**INSTRUCTIONS TO FOLLOW**
Provide nothing beyond the count of lines that include the string "true".

-- BEGIN DATA FOR THIS EXERCISE --

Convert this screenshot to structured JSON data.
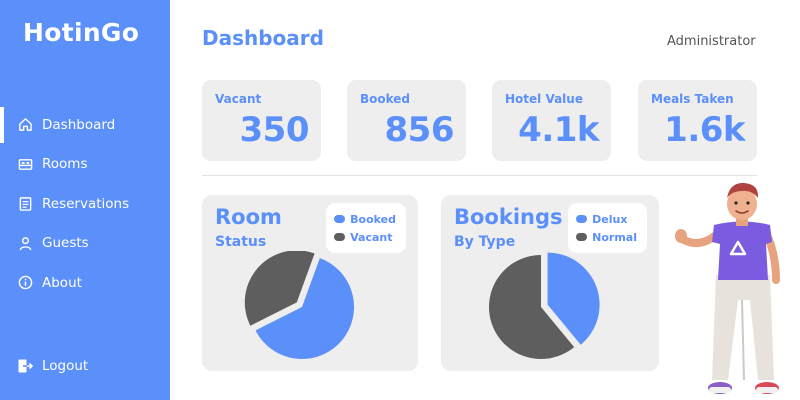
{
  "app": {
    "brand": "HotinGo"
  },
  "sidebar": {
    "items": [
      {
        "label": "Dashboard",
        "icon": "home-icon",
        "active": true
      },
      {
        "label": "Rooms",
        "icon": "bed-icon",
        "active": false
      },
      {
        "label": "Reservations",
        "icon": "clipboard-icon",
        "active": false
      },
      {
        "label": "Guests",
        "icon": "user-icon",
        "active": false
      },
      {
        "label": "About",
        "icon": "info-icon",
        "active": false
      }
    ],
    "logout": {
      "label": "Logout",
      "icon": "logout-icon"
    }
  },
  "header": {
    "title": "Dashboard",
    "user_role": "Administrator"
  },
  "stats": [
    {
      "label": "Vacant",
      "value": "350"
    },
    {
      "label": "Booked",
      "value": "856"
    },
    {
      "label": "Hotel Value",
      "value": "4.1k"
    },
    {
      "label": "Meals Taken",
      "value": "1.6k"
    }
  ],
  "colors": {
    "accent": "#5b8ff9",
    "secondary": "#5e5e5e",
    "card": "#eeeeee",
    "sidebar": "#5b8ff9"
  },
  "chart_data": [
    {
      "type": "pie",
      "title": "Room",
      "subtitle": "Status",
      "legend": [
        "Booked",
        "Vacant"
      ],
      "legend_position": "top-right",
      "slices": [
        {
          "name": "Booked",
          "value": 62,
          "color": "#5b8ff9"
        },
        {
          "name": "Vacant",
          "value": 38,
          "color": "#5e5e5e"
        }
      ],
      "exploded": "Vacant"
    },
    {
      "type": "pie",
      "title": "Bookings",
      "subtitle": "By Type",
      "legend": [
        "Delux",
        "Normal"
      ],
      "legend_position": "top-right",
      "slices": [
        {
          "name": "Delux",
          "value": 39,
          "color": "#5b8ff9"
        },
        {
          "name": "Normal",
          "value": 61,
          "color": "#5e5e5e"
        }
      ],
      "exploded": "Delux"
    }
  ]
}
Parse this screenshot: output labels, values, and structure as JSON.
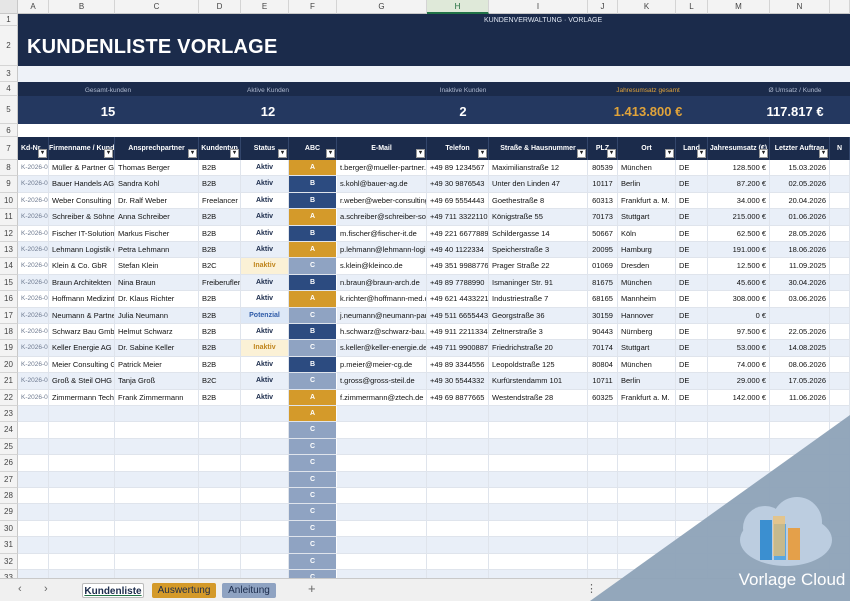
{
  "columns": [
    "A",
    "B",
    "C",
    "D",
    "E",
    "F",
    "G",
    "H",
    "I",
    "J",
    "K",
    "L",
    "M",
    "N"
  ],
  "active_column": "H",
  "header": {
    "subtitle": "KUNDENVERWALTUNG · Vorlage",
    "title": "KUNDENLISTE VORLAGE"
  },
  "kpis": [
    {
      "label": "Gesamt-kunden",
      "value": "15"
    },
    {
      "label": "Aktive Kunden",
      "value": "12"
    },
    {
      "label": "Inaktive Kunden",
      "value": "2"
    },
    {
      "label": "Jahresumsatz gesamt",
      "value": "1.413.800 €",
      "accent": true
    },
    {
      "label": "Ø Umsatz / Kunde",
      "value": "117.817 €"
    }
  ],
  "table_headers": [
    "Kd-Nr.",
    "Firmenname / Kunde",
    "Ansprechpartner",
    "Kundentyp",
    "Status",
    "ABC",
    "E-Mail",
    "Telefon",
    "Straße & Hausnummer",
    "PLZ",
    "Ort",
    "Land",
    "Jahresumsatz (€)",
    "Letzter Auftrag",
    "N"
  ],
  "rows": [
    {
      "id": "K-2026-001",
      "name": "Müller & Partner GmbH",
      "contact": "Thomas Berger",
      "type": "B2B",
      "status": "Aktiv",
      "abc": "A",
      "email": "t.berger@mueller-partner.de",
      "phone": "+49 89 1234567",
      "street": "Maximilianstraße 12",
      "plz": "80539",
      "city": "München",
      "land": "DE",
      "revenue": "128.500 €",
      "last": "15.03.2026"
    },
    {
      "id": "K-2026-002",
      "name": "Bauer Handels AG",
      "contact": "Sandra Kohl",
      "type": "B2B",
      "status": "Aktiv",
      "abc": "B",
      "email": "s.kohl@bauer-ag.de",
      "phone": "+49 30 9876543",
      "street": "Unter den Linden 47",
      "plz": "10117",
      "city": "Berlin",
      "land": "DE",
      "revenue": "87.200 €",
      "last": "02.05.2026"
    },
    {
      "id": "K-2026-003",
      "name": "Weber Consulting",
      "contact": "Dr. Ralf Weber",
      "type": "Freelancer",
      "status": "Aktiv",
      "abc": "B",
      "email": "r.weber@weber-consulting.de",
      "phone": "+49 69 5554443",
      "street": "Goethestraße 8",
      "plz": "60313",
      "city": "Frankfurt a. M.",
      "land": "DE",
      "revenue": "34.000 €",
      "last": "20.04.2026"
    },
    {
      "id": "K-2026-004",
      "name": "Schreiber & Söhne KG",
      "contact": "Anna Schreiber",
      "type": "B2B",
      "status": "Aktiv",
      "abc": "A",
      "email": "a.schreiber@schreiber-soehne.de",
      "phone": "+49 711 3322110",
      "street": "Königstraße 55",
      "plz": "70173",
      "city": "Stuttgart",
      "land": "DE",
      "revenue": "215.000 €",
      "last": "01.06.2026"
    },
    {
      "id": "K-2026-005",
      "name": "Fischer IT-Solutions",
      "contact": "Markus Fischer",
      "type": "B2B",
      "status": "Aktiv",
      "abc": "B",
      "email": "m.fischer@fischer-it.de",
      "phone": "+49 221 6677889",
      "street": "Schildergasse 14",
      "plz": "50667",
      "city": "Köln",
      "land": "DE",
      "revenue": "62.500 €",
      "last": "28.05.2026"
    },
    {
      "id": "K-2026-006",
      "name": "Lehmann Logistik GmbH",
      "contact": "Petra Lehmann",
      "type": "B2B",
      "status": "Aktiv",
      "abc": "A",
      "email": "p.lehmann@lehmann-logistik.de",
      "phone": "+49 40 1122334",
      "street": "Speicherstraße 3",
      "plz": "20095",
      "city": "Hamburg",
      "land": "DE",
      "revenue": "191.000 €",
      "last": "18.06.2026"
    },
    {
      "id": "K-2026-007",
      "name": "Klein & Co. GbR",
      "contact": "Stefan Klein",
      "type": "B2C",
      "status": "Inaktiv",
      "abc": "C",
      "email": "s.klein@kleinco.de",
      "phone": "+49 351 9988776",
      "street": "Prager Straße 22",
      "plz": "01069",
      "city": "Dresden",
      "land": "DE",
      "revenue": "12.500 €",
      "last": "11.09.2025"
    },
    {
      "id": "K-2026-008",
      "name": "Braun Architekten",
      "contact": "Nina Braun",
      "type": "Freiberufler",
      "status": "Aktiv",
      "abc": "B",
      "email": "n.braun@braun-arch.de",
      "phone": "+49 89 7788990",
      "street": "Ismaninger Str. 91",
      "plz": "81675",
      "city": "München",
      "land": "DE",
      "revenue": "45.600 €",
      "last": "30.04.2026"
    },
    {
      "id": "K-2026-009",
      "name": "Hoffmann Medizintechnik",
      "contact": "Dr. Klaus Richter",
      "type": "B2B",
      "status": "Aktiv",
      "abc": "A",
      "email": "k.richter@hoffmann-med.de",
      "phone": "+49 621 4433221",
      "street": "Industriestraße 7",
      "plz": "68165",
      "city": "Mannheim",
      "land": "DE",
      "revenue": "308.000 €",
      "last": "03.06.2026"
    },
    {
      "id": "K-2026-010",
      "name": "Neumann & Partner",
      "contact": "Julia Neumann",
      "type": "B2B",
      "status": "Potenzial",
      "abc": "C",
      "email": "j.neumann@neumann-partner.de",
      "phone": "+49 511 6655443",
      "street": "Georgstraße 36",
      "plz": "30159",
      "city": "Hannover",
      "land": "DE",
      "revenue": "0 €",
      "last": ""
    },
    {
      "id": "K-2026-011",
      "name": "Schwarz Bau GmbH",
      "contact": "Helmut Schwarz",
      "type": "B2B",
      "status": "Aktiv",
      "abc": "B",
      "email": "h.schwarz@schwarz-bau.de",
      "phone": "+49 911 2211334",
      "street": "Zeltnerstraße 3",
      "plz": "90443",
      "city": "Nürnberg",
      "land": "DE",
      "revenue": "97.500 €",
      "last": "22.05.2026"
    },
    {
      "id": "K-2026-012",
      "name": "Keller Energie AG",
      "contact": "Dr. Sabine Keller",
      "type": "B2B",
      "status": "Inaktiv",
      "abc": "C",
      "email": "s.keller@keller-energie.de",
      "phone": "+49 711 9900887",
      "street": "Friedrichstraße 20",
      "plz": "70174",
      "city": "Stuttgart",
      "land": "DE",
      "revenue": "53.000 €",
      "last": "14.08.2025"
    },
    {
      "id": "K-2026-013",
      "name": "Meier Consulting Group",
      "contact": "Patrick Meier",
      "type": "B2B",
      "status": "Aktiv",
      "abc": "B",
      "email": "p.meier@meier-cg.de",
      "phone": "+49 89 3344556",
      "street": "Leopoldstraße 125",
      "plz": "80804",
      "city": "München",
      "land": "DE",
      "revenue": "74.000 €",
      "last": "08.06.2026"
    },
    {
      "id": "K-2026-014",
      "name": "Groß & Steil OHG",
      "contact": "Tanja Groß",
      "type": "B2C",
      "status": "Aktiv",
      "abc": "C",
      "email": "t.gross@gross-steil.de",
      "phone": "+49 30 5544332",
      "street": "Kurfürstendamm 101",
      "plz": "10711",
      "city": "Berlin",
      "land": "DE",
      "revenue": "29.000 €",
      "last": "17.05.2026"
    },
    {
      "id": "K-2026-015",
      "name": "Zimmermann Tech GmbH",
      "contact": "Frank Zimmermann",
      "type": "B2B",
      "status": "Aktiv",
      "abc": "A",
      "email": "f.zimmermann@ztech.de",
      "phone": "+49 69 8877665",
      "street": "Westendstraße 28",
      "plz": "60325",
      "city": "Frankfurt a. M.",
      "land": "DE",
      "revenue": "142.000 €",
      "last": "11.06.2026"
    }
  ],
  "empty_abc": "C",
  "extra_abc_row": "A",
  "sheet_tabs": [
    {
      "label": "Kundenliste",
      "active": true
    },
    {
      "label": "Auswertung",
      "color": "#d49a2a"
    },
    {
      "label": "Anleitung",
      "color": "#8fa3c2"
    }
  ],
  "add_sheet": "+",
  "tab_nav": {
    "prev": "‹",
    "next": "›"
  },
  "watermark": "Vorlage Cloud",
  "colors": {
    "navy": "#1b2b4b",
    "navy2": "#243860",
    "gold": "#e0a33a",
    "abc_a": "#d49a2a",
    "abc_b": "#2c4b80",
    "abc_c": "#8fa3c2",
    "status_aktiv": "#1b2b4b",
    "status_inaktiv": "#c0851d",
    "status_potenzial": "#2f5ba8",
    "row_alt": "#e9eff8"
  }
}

-- END DATA FOR THIS EXERCISE --

**THE SOLUTION**
3